# WHAT THE TASK ASKS:
List the language features that Answer 6 in the symmetric difference text below names for its concise solution.

# TEXT SECTION:

>> BEGIN

Here is the solution

let a=[1, 1, 2, 6]
let b=[2, 3, 5];
let c= [2, 3, 4]

let result=[...a,...b].filter(item=>!(a.includes(item) && b.includes(item) ))
result=[...result,...c].filter(item=>!(b.includes(item) && c.includes(item) ))

console.log(result)  //[1, 1, 6, 5, 4]

Answer 5

function sym(arr1, arr2, ...rest) {

  //creating a array which has unique numbers from both the arrays
  const union = [...new Set([...arr1,...arr2])];

  // finding the Symmetric Difference between those two arrays
  const diff = union.filter((num)=> !(arr1.includes(num) && arr2.includes(num)))

  //if there are more than 2 arrays
  if(rest.length){
    // recurrsively call till rest become 0 
    // i.e.  diff of 1,2 will be the first parameter so every recurrsive call will reduce     //  the arrays till diff between all of them are calculated.

    return sym(diff, rest[0], ...rest.slice(1))
  }
  return diff
}

Answer 6

Concise solution using

• Arrow functions
• Array spread syntax
• Array filter
• Array reduce
• Set
• Rest parameters
• Implicit return

const symPair = (a, b) => 
  [...a.filter(item => !b.includes(item)),
  ...b.filter(item => !a.includes(item))]

const sym = (...args) => [...new Set(args.reduce(symPair))]

The function symPair works for two input arrays, and the function sym works for two or more arrays, using symPair as a reducer.

const symPair = (a, b) => 
  [...a.filter(item => !b.includes(item)),
  ...b.filter(item => !a.includes(item))]

const sym = (...args) => [...new Set(args.reduce(symPair))]

console.log(sym([1, 2, 3], [2, 3, 4], [6]))

>> END

(Region annotation records)

>> BEGIN

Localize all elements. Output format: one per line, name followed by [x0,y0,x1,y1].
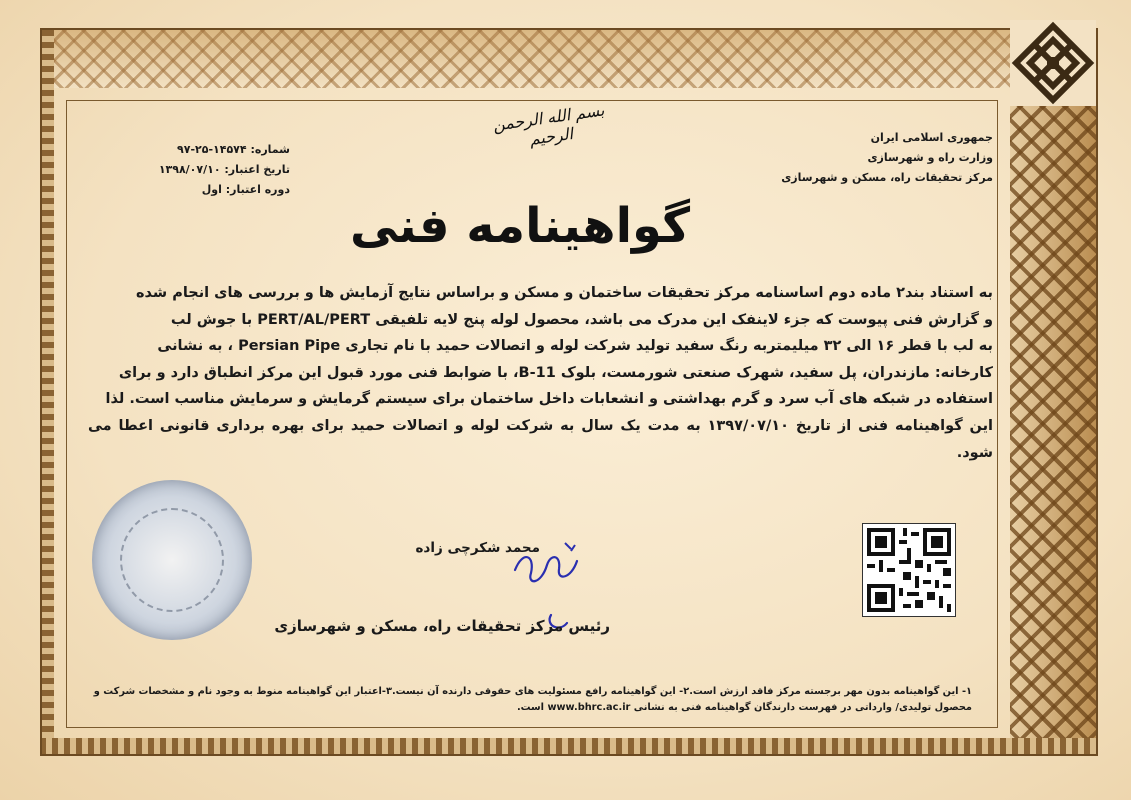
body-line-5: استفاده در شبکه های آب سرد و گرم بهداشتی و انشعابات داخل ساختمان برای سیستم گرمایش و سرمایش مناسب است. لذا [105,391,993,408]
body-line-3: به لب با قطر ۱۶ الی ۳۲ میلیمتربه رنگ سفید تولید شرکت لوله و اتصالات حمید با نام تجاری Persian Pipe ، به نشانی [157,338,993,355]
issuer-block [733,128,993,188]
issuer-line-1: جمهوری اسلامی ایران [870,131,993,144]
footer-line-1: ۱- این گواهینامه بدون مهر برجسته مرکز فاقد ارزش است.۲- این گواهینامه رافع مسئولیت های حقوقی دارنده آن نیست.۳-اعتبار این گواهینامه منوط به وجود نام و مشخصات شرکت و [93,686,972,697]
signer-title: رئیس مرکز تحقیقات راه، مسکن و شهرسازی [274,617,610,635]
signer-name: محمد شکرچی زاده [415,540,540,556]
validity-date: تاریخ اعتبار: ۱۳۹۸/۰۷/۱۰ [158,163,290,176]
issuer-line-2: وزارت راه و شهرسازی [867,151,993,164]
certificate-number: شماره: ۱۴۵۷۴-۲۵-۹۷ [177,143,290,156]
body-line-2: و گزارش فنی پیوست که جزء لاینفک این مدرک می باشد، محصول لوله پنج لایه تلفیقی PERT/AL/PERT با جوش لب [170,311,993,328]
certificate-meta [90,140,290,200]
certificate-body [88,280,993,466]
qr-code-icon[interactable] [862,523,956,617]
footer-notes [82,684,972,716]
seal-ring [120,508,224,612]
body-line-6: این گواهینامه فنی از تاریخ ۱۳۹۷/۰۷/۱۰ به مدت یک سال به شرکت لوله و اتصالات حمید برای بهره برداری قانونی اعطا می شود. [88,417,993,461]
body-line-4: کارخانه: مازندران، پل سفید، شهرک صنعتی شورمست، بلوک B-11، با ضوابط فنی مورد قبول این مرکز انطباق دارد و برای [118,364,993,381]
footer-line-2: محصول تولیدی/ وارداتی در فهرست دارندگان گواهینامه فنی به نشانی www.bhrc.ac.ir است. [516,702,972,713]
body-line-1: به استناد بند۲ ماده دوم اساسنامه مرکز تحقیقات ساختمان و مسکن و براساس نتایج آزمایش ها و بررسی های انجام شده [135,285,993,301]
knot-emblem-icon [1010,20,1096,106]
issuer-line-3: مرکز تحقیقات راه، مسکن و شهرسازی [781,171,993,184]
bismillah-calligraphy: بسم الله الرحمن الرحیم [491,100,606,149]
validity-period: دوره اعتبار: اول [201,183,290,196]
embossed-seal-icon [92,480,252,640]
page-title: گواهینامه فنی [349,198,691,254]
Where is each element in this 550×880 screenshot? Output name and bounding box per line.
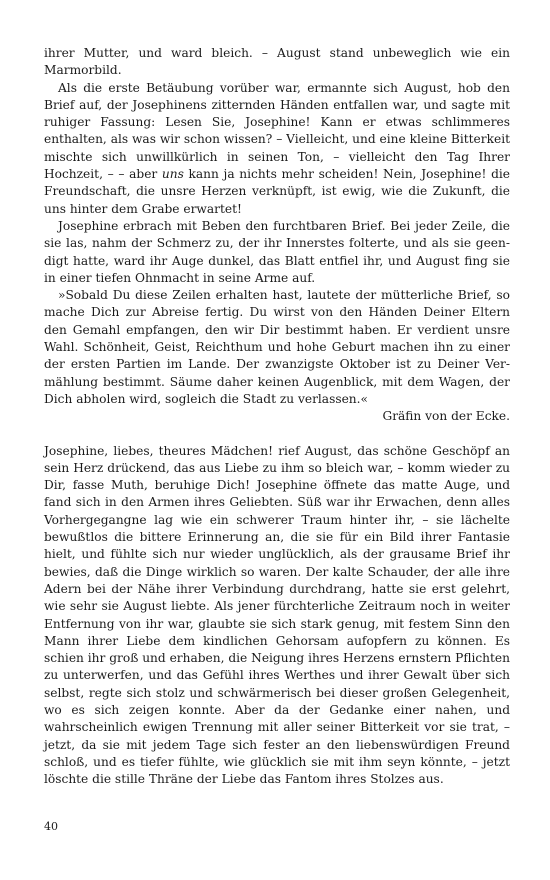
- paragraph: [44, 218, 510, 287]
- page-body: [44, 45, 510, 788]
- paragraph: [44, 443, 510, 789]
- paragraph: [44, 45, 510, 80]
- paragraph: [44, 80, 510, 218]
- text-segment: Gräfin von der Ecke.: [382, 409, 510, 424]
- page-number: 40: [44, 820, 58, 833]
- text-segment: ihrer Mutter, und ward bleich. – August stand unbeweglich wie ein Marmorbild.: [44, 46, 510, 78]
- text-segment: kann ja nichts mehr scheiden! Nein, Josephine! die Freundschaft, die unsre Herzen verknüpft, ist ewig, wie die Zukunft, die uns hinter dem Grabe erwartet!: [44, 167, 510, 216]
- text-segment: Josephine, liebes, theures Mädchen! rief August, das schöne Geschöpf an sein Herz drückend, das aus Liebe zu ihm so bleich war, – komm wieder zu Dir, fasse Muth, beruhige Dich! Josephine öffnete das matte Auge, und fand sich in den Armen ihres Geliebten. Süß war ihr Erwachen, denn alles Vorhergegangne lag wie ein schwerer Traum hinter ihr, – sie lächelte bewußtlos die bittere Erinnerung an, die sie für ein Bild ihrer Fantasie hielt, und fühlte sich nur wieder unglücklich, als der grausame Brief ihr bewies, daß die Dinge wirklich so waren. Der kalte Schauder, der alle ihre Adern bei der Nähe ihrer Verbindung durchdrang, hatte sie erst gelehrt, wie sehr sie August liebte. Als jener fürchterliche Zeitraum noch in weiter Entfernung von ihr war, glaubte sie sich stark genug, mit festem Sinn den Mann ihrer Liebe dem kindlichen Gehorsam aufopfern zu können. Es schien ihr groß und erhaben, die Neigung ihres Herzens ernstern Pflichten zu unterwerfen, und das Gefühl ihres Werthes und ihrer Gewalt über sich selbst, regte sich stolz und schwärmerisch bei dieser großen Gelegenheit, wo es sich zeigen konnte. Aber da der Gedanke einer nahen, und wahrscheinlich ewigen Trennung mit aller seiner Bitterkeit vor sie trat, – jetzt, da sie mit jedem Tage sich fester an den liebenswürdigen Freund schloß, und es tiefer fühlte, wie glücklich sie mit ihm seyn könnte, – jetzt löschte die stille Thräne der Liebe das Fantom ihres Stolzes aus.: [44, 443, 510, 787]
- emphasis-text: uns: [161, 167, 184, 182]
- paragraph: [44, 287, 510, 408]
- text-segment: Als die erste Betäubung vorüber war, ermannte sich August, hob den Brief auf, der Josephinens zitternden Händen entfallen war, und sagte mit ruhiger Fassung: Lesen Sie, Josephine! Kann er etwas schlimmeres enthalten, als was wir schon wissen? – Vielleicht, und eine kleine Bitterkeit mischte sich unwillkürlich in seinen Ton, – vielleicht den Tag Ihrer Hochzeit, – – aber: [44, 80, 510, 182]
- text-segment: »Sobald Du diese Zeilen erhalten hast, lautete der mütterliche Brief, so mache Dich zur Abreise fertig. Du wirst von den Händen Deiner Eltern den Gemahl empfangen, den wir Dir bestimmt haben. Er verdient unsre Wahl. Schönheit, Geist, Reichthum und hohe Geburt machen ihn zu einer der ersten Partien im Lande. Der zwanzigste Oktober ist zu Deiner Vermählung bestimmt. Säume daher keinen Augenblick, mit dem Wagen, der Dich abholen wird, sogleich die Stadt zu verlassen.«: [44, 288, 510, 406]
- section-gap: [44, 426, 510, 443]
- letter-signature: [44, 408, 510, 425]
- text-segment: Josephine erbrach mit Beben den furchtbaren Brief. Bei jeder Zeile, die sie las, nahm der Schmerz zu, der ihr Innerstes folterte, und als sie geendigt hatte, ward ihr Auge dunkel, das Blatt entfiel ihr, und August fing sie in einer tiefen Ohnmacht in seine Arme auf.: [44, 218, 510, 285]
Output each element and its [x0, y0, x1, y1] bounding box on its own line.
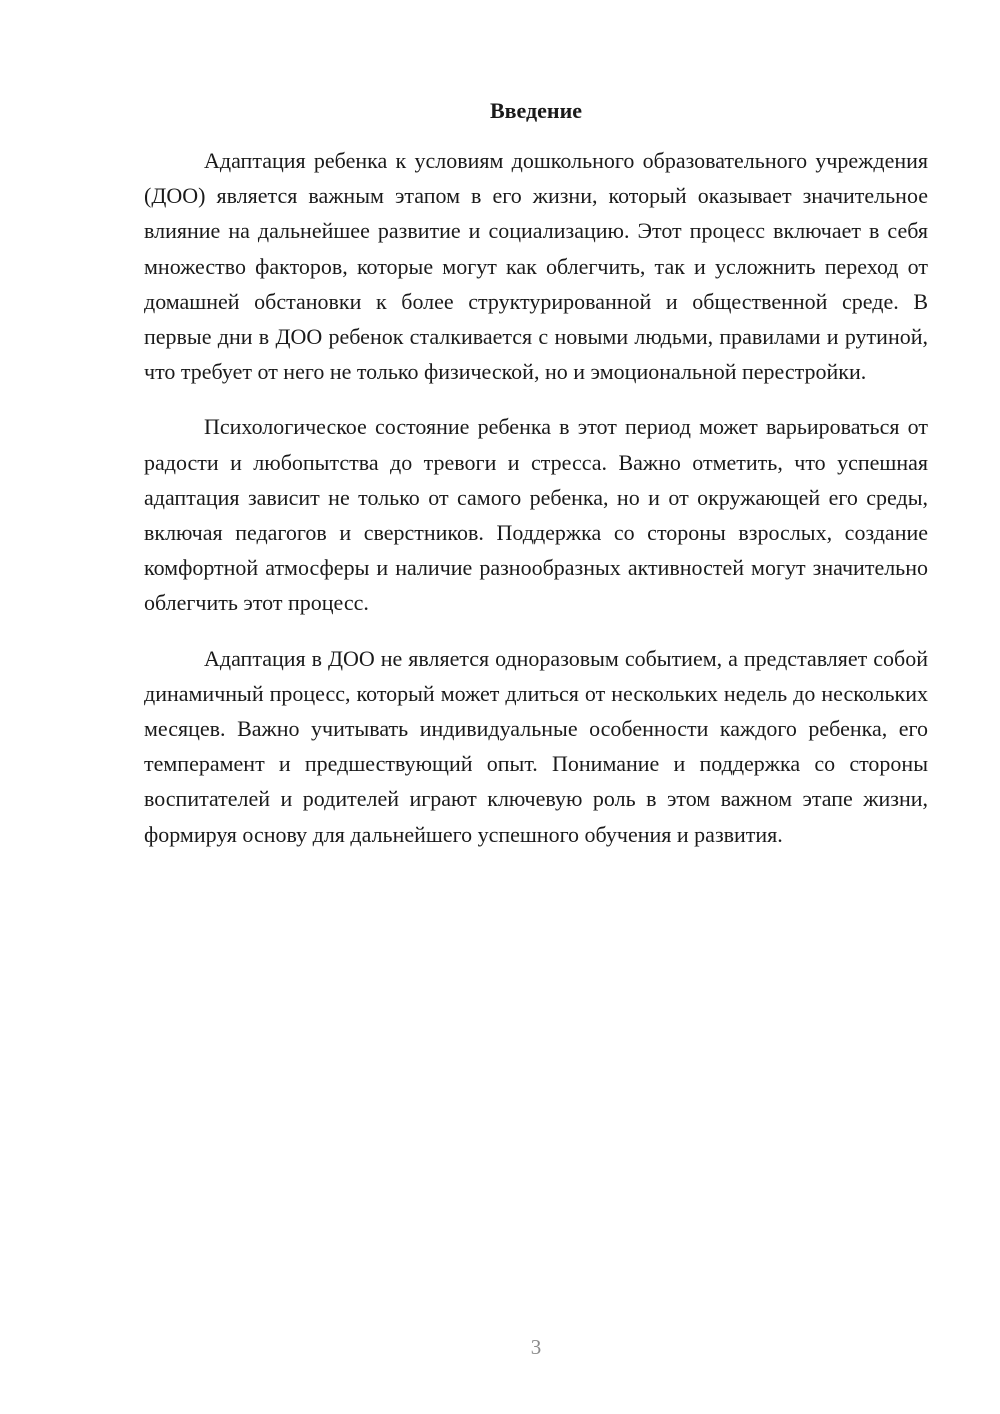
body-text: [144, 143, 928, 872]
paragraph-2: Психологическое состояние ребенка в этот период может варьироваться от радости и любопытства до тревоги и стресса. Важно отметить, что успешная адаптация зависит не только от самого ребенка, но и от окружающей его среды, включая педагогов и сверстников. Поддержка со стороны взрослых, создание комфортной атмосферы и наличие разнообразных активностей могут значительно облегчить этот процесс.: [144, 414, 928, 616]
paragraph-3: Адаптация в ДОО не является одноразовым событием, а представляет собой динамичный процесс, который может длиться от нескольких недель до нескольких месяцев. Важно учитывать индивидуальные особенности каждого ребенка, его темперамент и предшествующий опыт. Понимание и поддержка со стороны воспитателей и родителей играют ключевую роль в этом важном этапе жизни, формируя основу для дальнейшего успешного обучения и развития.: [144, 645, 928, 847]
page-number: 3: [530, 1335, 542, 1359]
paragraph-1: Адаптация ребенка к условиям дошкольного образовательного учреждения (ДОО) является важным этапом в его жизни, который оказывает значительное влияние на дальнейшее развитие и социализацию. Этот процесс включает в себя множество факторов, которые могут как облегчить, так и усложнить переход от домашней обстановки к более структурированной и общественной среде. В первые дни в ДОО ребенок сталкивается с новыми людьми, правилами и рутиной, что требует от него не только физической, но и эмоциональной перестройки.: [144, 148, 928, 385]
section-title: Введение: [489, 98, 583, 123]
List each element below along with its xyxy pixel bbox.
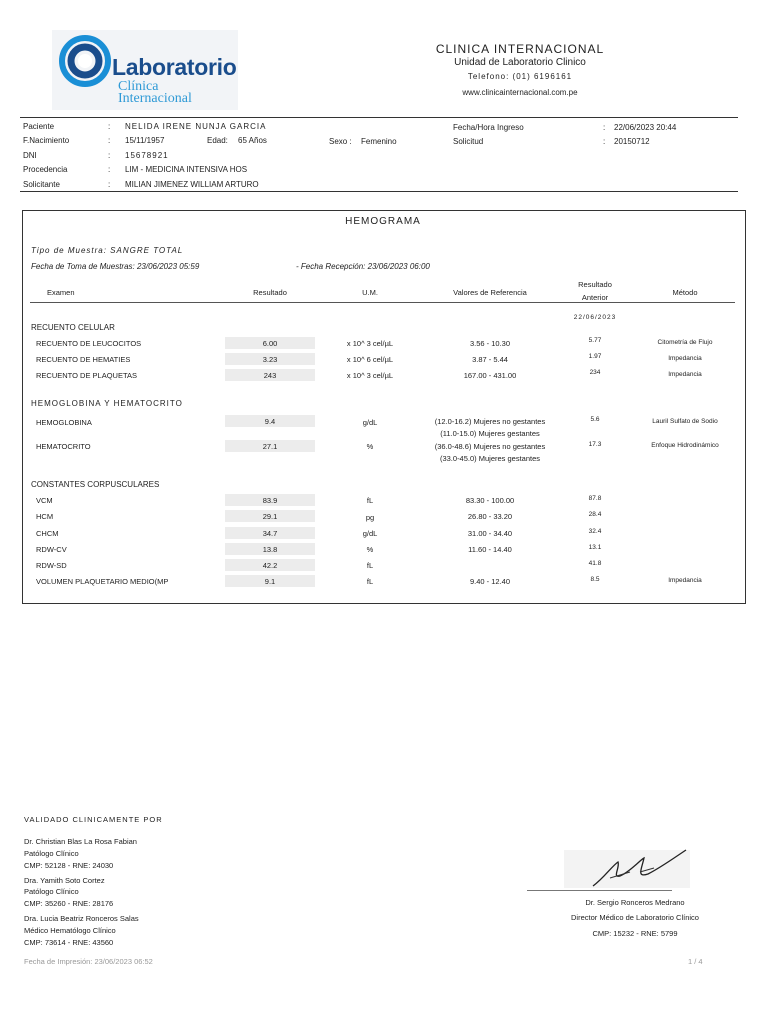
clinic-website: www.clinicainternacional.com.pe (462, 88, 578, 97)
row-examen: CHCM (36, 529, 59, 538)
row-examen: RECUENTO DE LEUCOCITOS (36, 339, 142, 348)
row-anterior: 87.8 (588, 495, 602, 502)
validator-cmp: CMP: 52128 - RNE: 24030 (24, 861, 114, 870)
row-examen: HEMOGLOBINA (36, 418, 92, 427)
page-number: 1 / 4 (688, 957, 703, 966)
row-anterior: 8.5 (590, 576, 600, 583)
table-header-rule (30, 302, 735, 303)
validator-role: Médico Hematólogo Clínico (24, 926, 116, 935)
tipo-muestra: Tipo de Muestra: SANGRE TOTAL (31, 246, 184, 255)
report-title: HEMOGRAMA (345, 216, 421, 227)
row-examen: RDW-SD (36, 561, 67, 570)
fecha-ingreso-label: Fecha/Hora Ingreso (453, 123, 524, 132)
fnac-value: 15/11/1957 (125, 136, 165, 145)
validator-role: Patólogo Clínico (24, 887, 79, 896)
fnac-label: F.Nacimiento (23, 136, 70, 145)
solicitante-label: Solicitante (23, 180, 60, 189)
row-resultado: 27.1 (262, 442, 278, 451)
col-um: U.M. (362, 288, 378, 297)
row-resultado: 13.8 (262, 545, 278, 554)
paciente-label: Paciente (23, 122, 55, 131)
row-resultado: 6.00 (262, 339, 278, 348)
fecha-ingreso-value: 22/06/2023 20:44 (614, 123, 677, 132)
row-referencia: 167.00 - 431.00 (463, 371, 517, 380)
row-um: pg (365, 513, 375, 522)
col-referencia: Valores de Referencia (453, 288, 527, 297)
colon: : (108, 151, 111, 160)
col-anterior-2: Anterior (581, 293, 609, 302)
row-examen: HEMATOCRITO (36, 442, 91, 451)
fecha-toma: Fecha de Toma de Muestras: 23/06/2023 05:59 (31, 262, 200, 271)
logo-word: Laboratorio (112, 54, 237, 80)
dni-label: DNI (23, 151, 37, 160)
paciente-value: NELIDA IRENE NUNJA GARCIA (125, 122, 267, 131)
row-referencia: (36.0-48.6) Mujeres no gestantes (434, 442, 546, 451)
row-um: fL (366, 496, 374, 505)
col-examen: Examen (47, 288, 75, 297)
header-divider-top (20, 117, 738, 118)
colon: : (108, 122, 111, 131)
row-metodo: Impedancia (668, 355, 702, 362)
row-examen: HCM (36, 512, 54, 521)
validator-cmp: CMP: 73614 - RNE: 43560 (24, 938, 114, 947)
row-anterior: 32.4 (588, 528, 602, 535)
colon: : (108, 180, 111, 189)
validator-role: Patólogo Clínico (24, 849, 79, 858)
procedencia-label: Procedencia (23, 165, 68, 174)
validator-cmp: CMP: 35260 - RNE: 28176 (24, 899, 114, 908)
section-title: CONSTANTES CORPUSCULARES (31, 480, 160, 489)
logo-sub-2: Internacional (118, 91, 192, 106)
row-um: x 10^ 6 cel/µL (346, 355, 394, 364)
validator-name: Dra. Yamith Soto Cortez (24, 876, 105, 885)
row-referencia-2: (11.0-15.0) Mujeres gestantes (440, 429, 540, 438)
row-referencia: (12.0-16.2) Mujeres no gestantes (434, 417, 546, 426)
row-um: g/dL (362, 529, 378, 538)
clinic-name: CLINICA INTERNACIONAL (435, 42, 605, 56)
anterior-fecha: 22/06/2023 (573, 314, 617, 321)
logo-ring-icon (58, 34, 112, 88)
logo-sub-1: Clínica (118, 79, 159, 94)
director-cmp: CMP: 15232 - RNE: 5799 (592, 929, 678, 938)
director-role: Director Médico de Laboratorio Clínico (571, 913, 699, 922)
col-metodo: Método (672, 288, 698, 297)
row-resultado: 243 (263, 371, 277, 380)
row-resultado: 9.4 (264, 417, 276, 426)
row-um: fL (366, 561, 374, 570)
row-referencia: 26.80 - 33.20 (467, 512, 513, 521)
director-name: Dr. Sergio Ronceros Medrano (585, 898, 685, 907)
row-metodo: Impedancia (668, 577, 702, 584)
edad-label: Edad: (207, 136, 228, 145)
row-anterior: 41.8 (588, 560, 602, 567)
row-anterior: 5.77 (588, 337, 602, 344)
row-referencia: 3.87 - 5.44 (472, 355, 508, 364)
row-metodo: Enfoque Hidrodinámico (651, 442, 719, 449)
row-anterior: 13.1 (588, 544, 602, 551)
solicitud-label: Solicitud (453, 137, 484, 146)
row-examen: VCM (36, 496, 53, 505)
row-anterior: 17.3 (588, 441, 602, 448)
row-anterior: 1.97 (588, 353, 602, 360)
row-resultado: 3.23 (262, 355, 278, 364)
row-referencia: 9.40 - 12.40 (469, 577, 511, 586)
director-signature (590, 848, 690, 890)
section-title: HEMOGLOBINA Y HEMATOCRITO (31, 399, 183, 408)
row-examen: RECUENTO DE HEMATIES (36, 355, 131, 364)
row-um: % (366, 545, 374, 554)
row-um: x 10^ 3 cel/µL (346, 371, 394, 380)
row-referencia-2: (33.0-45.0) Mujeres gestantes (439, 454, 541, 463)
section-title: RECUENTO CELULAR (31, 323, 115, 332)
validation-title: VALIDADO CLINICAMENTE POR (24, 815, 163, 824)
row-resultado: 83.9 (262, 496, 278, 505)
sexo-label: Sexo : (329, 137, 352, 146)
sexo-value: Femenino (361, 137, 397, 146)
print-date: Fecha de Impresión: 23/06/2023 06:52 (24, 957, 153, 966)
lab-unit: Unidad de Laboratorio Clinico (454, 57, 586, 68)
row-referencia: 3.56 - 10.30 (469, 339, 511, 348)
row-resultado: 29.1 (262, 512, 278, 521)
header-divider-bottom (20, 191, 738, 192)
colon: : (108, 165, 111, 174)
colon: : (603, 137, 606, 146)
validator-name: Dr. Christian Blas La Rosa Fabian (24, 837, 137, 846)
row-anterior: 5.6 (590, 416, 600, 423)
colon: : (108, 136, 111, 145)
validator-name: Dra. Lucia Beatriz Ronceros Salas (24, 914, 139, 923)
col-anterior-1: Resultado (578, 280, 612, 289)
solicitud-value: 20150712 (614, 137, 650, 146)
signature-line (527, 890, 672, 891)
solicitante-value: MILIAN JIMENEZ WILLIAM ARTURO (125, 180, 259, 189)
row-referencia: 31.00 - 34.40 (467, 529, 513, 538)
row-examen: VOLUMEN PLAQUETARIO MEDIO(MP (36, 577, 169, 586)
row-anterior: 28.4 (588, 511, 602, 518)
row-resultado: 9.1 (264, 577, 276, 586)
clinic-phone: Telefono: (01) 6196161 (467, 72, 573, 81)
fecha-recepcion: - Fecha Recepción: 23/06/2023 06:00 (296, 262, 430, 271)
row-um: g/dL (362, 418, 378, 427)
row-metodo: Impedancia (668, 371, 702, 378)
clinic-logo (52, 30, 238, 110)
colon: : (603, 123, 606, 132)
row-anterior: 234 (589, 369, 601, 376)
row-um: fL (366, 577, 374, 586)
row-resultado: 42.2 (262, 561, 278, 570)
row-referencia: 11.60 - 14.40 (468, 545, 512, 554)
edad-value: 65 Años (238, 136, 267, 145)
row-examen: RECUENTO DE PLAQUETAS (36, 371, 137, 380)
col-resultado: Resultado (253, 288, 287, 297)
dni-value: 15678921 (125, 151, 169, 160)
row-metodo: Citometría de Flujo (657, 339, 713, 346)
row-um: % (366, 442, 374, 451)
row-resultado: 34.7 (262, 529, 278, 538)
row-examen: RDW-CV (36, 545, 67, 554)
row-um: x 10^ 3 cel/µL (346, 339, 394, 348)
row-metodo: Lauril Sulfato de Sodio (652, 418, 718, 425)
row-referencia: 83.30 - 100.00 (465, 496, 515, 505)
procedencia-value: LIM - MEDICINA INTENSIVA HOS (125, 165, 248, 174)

>> END

# OUTPUT OF THE EXERCISE:
Arrow functions, Array spread syntax, Array filter, Array reduce, Set, Rest parameters, Implicit return